(Dataset items)
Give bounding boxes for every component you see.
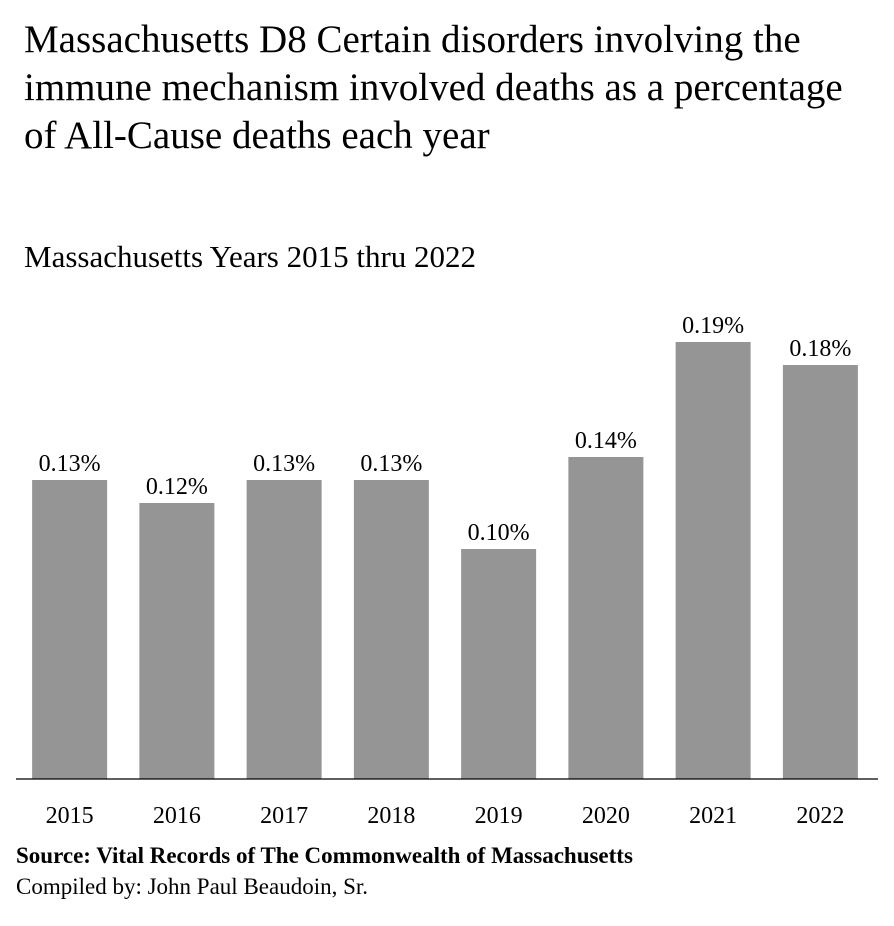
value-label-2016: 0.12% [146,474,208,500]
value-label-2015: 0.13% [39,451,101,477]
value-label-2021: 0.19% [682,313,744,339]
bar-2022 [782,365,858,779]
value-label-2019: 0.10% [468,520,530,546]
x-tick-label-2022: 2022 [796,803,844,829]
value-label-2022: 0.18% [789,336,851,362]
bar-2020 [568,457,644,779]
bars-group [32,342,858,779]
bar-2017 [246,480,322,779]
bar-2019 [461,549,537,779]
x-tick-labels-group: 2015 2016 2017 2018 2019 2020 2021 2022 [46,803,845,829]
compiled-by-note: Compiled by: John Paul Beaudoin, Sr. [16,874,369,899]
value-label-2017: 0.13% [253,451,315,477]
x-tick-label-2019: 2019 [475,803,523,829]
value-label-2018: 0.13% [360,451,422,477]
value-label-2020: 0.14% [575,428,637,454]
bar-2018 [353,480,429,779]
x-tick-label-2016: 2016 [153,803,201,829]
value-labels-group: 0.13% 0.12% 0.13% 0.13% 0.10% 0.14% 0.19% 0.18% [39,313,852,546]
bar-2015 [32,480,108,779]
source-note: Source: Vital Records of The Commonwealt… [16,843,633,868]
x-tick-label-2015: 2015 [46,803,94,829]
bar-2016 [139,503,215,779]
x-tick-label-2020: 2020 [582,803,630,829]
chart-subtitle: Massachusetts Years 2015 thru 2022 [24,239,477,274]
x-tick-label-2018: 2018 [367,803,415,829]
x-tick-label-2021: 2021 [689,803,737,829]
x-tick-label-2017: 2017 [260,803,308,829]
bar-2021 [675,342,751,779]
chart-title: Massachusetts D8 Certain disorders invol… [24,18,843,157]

==

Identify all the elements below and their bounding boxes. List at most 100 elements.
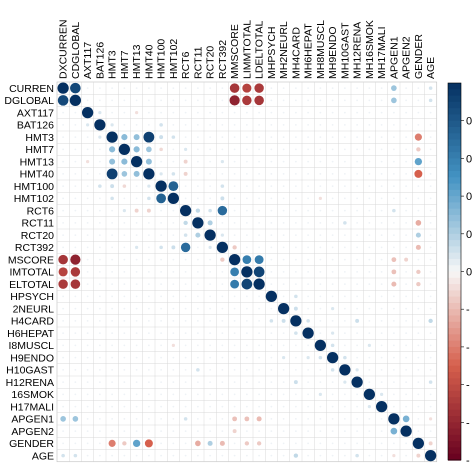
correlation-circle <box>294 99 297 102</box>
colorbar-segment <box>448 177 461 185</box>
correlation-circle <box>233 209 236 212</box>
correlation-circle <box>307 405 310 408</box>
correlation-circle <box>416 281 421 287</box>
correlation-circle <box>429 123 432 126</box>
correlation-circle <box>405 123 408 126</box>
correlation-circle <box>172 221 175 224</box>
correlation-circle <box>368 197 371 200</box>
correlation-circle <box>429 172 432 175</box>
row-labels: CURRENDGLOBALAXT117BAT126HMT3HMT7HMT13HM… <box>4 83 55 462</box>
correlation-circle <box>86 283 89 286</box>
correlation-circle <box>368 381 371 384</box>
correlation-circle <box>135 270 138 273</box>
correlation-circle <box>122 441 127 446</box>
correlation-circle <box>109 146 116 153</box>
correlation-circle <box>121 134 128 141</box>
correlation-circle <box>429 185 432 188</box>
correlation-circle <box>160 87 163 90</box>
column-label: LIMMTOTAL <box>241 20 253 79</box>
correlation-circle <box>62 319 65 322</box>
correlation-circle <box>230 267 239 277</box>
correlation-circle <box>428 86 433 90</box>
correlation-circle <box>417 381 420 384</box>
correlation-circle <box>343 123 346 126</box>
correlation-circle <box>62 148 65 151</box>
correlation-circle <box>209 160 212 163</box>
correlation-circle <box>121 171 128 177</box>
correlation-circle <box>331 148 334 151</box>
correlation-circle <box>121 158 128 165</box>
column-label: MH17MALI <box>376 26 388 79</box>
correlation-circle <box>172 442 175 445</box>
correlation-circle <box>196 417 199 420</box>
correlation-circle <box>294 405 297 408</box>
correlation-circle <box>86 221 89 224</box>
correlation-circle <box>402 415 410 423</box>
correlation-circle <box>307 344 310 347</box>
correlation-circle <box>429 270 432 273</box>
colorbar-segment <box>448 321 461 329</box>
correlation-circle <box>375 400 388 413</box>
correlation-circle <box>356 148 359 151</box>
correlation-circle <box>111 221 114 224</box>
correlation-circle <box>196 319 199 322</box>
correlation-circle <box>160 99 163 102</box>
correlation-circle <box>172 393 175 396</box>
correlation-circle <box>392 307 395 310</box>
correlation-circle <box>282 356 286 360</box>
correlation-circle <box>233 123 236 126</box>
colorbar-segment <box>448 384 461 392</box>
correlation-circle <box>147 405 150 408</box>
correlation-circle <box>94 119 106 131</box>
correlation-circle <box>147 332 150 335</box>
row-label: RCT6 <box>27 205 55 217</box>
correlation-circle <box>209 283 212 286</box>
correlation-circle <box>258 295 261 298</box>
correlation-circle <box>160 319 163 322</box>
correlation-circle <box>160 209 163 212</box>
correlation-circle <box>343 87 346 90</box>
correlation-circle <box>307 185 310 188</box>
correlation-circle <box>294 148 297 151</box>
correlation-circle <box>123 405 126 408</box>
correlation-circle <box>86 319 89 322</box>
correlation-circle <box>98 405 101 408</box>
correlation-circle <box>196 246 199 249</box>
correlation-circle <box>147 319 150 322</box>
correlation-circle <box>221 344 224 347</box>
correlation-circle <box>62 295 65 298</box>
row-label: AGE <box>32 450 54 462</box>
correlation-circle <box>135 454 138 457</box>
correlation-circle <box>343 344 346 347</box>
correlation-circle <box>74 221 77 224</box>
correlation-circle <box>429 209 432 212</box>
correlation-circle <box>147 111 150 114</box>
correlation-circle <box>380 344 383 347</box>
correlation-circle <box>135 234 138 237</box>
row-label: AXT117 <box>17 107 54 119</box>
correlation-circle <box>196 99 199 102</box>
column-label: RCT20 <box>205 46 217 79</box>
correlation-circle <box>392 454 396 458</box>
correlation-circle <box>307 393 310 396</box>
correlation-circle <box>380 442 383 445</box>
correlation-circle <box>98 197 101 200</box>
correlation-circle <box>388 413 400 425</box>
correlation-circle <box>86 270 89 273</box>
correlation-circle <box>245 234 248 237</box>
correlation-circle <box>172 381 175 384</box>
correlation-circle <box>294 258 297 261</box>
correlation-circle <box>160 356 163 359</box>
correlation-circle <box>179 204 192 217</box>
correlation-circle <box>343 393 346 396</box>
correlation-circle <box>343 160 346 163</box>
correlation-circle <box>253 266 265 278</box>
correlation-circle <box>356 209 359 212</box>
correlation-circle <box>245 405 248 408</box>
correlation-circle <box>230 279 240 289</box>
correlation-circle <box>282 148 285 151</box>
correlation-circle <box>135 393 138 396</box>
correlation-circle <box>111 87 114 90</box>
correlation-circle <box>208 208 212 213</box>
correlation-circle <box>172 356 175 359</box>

...

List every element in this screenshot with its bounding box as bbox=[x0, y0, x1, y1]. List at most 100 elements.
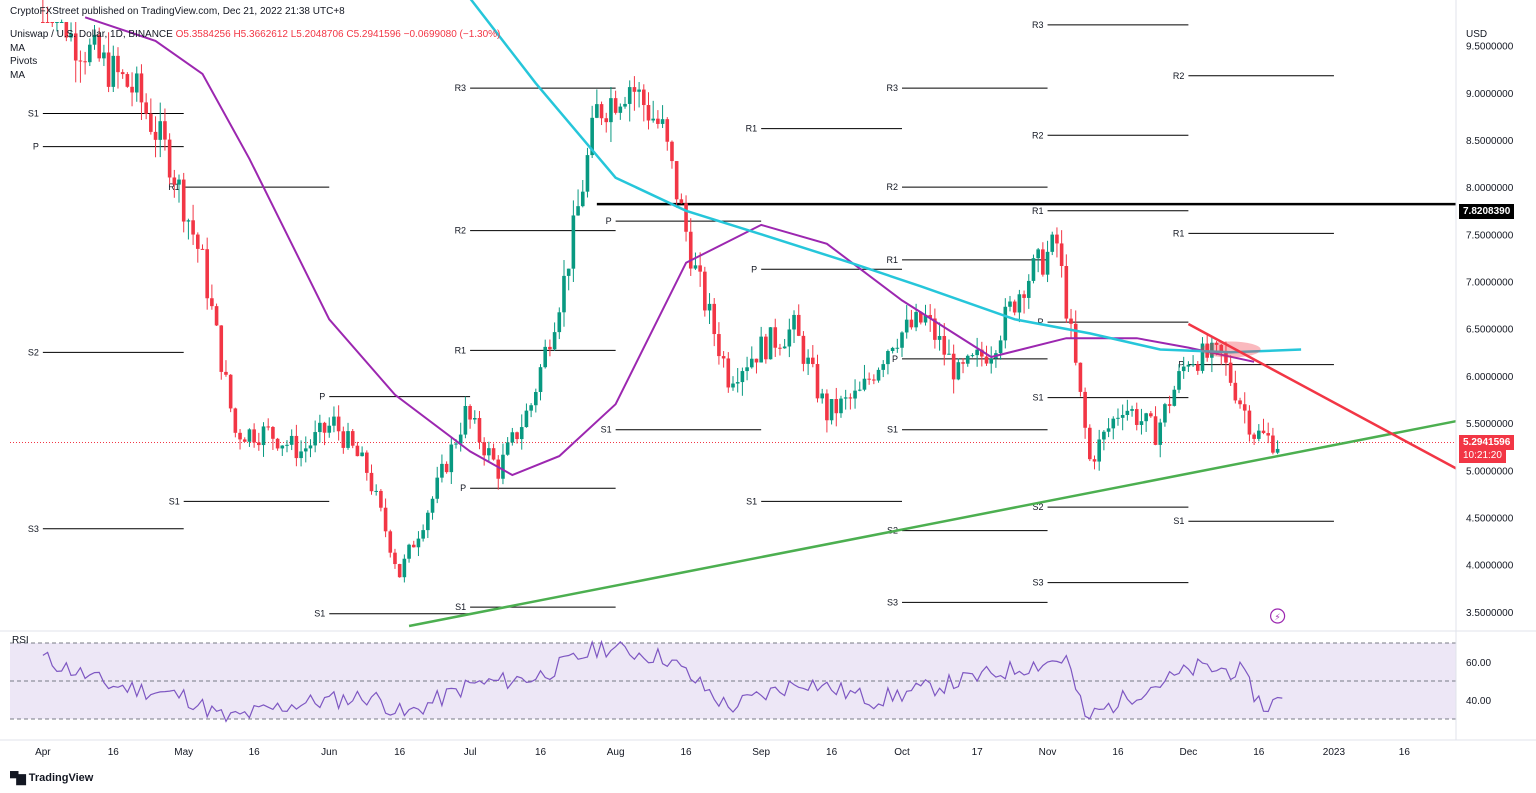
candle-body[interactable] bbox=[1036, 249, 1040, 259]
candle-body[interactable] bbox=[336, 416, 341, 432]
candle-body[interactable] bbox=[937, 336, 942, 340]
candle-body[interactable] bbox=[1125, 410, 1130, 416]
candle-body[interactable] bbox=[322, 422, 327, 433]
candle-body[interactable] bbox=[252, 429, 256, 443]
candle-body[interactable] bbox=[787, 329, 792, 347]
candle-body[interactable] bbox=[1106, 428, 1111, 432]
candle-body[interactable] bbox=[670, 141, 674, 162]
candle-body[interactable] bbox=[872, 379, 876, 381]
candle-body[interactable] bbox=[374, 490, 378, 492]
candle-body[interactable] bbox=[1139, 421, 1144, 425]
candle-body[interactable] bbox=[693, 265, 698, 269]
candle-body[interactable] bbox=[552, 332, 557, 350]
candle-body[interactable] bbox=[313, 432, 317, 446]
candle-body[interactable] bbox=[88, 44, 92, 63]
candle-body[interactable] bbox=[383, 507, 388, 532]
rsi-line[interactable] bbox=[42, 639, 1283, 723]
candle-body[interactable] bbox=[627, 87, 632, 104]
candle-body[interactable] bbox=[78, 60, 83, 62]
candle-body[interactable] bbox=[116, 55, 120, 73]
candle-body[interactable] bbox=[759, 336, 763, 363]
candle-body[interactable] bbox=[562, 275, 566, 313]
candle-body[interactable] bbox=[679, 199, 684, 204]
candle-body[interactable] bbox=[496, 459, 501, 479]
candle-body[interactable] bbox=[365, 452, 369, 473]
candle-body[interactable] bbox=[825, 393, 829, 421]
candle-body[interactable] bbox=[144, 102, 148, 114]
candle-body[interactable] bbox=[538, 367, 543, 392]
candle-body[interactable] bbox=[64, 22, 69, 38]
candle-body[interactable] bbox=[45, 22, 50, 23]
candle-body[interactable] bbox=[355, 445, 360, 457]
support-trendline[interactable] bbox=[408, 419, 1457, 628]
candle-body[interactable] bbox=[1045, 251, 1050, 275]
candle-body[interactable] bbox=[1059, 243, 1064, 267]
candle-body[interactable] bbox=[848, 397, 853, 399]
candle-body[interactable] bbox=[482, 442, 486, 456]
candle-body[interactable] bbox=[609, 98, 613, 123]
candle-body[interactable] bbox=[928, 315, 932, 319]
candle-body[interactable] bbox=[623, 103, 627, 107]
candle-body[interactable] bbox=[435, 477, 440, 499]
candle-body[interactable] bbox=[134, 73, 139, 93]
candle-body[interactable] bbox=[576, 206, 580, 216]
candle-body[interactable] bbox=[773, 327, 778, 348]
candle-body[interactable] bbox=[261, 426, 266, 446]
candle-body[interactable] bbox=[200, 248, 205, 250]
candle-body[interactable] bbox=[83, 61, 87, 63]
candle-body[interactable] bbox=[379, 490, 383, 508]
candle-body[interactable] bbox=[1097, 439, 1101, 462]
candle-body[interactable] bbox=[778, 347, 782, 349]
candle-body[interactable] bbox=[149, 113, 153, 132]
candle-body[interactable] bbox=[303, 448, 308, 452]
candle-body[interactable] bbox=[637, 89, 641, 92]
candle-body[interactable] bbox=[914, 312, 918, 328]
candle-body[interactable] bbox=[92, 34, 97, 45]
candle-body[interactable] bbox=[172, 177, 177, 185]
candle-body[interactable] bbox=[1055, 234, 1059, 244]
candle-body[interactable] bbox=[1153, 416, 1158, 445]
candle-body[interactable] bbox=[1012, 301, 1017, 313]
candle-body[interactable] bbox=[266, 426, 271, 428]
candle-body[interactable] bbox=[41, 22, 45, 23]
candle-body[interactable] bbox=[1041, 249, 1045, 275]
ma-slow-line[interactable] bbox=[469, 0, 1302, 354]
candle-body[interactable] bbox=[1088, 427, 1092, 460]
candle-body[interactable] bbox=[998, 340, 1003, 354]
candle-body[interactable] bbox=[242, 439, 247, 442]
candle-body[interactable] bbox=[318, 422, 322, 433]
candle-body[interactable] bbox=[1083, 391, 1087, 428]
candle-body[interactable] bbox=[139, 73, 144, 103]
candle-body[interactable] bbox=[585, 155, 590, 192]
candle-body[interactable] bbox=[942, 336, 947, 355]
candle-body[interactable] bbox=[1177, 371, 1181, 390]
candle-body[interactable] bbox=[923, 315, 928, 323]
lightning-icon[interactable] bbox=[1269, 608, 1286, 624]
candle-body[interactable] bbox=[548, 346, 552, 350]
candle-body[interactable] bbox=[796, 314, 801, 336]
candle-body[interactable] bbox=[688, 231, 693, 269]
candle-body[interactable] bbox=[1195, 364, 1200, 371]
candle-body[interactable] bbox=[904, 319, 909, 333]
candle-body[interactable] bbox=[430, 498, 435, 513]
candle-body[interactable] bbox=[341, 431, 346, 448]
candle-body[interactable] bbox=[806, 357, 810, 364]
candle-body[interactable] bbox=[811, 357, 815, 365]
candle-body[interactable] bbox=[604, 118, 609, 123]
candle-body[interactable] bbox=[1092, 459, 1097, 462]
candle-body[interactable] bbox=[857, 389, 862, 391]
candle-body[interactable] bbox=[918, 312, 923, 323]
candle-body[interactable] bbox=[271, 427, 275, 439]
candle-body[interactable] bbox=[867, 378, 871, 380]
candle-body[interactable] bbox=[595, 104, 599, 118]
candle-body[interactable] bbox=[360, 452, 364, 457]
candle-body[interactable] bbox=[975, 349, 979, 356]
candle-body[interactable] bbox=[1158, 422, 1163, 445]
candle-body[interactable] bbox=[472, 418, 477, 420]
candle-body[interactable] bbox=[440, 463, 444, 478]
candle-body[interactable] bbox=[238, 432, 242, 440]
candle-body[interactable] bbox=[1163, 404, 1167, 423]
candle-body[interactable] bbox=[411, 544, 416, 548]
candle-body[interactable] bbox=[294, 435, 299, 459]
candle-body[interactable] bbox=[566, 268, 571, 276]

What this task involves:
Convert everything from the line containing "candle-body[interactable] bbox=[1036, 249, 1040, 259]" down to the line containing "candle-body[interactable] bbox=[787, 329, 792, 347]" in the items above into a Markdown table with the columns Row and Line. Number each row and leave out blank lines.

Written answer:
| Row | Line |
|---|---|
| 1 | candle-body[interactable] bbox=[1036, 249, 1040, 259] |
| 2 | candle-body[interactable] bbox=[336, 416, 341, 432] |
| 3 | candle-body[interactable] bbox=[937, 336, 942, 340] |
| 4 | candle-body[interactable] bbox=[1125, 410, 1130, 416] |
| 5 | candle-body[interactable] bbox=[322, 422, 327, 433] |
| 6 | candle-body[interactable] bbox=[252, 429, 256, 443] |
| 7 | candle-body[interactable] bbox=[787, 329, 792, 347] |